■ EXERCISE: Below are some entries. Copy each line that holds the string "values".

Records about charts and figures
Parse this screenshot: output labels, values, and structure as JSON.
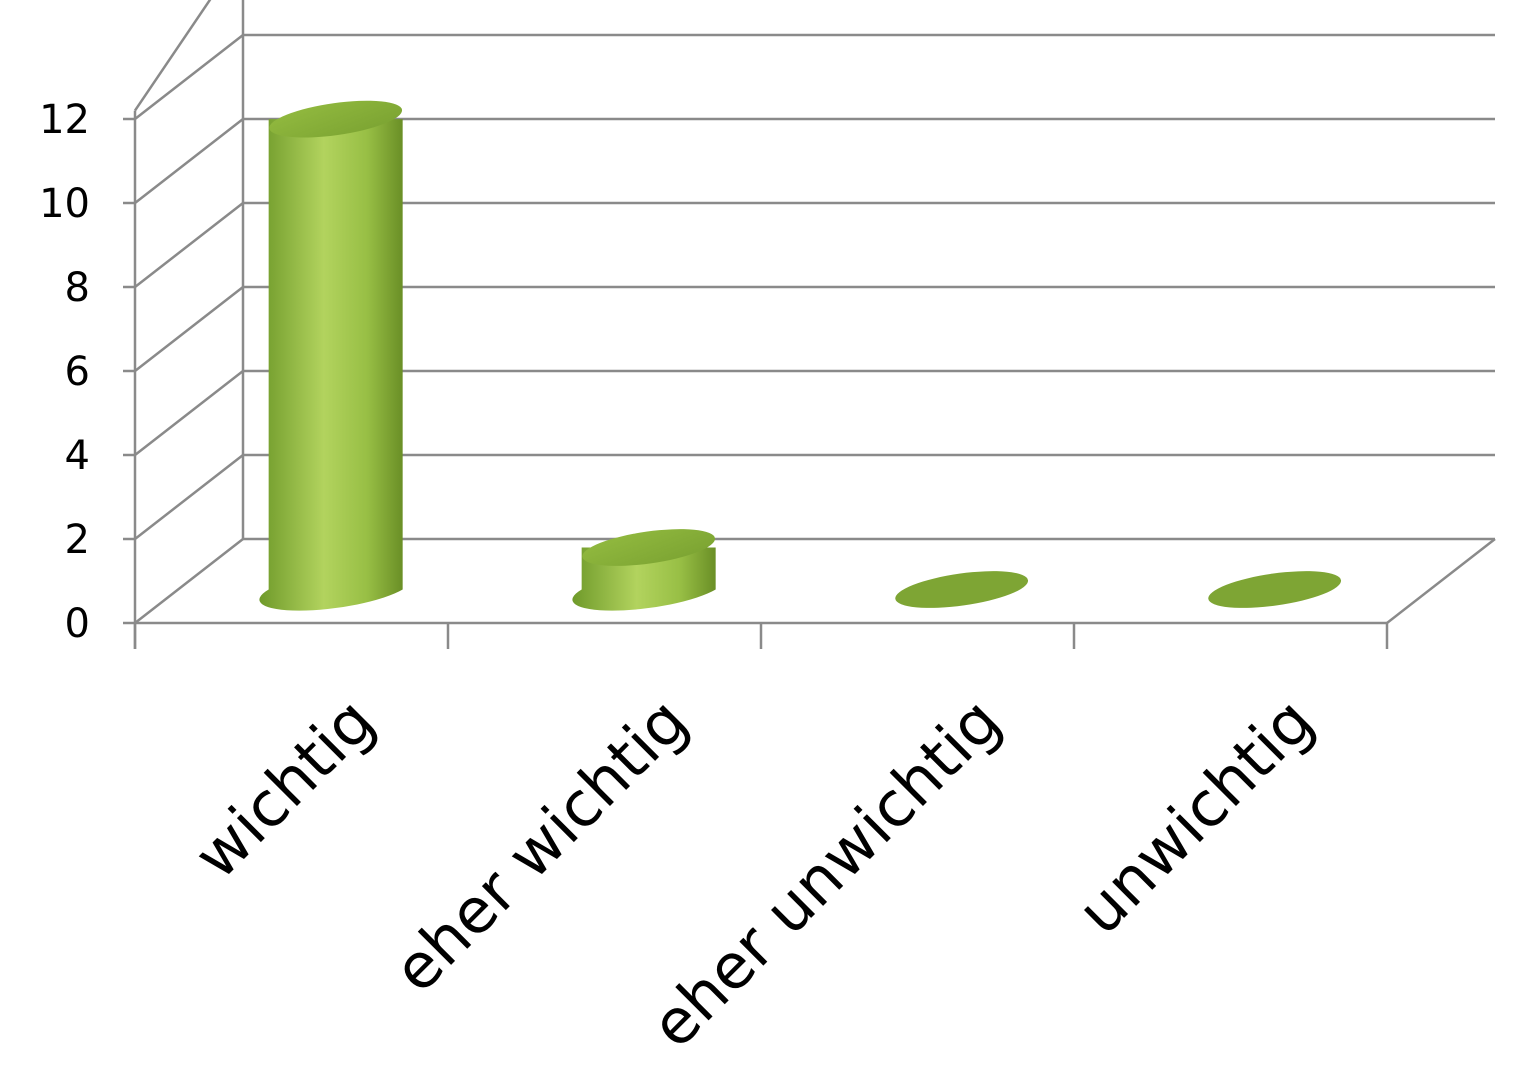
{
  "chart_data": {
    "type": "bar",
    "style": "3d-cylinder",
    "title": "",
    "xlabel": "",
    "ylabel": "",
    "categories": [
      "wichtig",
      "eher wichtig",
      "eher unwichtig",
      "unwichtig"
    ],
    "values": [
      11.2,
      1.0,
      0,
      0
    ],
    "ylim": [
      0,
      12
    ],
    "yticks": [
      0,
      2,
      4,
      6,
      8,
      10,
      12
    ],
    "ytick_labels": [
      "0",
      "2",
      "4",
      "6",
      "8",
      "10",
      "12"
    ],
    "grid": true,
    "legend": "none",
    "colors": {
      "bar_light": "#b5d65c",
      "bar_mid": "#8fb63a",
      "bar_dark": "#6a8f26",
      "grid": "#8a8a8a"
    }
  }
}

■ FINAL RESULT:
Parse this screenshot: output labels, values, and structure as JSON.
    "values": [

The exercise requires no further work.